-- Provided material start --

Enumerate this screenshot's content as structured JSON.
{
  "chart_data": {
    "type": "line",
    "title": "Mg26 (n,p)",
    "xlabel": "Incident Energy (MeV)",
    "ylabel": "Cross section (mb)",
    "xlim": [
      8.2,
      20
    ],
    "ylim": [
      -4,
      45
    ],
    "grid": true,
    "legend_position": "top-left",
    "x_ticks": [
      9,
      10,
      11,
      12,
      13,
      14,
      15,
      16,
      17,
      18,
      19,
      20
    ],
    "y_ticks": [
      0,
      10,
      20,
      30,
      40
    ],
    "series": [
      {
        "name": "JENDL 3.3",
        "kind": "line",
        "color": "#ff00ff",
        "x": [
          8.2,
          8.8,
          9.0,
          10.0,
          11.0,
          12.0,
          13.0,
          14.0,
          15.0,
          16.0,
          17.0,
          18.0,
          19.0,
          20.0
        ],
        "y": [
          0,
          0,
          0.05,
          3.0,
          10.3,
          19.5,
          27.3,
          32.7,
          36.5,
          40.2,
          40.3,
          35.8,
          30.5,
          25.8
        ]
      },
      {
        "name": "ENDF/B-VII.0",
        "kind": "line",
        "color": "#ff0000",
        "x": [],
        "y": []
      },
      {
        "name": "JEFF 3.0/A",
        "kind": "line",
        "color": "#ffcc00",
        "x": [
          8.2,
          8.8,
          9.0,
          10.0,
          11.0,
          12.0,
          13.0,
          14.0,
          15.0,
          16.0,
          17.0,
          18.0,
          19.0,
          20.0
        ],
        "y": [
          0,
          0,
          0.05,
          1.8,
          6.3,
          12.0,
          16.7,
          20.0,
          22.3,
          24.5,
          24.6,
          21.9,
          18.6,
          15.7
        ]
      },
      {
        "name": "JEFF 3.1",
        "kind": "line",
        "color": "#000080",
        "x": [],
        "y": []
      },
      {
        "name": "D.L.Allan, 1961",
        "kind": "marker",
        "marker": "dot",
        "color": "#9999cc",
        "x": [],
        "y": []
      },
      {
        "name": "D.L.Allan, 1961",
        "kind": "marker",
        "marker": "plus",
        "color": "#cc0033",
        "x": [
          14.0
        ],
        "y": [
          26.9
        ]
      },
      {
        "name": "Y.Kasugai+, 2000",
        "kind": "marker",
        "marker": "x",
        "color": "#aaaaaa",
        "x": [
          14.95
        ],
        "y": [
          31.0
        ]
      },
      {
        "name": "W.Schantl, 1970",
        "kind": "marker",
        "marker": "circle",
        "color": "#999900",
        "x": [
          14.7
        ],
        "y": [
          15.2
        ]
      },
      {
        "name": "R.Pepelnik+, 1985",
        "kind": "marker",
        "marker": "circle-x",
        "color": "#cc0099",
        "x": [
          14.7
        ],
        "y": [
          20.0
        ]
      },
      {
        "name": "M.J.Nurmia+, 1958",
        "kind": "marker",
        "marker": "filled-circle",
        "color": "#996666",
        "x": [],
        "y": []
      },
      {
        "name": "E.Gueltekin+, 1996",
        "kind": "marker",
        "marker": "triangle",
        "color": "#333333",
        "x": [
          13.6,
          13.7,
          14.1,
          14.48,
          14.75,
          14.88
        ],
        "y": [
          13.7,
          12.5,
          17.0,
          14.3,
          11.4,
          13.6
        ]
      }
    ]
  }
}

-- Provided material end --

*Requirements*
Extract all lines containing the word "name".

*Reply to the exercise*
        "name": "JENDL 3.3",
        "name": "ENDF/B-VII.0",
        "name": "JEFF 3.0/A",
        "name": "JEFF 3.1",
        "name": "D.L.Allan, 1961",
        "name": "D.L.Allan, 1961",
        "name": "Y.Kasugai+, 2000",
        "name": "W.Schantl, 1970",
        "name": "R.Pepelnik+, 1985",
        "name": "M.J.Nurmia+, 1958",
        "name": "E.Gueltekin+, 1996",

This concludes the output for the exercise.